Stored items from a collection
⁂

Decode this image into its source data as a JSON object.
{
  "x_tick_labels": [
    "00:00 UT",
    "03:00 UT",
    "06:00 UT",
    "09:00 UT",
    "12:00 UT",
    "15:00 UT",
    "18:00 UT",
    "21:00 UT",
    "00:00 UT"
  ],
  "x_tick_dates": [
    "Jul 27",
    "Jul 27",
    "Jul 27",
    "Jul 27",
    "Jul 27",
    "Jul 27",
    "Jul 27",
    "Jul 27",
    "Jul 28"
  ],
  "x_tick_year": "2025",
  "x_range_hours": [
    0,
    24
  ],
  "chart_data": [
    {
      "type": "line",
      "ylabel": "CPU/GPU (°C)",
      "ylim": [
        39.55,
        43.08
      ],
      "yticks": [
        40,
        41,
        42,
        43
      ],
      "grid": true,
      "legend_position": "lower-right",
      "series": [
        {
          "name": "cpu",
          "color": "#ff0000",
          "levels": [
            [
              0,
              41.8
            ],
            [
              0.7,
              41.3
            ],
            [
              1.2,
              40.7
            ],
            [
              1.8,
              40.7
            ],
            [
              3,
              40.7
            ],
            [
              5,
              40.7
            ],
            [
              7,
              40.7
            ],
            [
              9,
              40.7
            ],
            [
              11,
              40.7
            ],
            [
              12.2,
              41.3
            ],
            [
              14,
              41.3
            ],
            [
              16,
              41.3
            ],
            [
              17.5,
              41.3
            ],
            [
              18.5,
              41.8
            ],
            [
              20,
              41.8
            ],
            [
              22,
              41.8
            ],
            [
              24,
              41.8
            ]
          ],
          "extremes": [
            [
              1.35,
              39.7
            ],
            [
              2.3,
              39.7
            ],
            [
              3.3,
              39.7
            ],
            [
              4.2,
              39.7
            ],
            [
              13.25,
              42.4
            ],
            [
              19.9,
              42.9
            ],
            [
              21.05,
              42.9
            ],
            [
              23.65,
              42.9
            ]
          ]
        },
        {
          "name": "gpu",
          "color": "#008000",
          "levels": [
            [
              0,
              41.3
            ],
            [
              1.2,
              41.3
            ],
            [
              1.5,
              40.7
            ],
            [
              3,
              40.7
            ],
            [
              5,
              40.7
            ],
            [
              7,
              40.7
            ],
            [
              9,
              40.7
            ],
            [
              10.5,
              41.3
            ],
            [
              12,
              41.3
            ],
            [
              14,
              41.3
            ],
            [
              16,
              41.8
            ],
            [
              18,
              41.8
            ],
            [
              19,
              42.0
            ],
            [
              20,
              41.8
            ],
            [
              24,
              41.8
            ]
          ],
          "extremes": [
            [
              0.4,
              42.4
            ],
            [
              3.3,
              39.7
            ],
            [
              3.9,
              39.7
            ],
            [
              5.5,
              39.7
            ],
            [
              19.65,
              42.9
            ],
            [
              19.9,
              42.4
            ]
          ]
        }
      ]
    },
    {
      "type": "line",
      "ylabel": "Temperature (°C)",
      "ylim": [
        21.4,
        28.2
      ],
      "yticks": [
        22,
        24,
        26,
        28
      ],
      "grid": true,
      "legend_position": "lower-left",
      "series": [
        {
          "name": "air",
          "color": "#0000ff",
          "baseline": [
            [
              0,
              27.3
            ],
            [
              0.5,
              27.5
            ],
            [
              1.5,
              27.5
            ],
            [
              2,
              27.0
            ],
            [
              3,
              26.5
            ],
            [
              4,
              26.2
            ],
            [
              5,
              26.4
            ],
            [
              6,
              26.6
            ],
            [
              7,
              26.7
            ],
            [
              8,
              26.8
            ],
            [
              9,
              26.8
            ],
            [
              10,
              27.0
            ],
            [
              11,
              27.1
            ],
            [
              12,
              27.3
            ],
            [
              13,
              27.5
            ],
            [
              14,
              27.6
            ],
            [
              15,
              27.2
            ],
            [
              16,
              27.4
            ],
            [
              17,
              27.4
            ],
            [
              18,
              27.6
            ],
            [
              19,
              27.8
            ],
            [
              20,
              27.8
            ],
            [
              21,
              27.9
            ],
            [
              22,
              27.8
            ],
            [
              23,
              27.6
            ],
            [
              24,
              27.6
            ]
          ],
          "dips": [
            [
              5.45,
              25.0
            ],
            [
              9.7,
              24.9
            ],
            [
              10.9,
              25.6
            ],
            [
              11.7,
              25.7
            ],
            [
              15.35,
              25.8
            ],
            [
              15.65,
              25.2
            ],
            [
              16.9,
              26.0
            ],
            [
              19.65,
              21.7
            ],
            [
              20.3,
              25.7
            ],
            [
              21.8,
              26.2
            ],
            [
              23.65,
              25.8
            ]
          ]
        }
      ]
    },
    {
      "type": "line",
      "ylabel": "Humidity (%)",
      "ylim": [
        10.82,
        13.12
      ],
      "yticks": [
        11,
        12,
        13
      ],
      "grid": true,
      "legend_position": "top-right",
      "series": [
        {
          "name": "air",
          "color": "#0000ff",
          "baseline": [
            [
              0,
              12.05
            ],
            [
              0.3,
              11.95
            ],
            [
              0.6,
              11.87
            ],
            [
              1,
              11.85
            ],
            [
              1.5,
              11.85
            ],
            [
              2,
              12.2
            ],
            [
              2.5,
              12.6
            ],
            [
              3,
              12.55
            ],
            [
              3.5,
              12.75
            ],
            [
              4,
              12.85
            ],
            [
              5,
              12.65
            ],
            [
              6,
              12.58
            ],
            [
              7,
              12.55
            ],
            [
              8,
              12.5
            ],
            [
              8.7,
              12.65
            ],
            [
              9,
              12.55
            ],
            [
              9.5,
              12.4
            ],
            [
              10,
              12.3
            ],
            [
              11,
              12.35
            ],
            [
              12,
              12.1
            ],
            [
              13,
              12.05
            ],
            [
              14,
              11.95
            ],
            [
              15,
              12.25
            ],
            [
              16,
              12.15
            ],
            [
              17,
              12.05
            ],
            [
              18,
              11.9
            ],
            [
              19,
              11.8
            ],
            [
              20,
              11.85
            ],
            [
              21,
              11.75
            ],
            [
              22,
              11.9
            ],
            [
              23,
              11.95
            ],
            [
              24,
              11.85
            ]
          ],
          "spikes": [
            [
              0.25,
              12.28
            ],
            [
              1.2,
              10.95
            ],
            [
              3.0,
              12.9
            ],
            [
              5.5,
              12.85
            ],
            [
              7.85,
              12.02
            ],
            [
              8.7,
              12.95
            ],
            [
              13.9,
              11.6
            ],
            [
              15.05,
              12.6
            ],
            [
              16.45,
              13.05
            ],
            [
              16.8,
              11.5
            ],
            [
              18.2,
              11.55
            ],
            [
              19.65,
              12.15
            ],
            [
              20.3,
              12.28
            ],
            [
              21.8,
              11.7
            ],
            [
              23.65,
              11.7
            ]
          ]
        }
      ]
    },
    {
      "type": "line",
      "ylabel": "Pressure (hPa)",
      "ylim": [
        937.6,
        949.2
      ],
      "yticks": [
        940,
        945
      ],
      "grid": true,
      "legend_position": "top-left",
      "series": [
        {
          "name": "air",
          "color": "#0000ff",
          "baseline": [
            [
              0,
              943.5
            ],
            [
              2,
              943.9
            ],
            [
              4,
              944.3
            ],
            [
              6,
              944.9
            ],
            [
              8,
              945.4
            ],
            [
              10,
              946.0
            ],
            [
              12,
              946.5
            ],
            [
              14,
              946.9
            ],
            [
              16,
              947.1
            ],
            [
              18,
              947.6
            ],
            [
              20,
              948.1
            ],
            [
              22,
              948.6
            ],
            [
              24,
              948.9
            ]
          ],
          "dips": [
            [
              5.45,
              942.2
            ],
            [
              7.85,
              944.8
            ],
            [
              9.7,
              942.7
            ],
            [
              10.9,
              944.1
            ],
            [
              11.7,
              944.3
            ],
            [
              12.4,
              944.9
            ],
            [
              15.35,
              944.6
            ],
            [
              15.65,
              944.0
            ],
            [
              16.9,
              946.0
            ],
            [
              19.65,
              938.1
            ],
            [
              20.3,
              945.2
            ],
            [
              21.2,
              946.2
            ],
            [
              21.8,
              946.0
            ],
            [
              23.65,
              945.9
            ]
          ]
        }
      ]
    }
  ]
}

⁂

#### STATED EXERCISE:
Pick out every line with the string "lower" and copy it.

#### EXERCISE SOLUTION:
      "legend_position": "lower-right",
      "legend_position": "lower-left",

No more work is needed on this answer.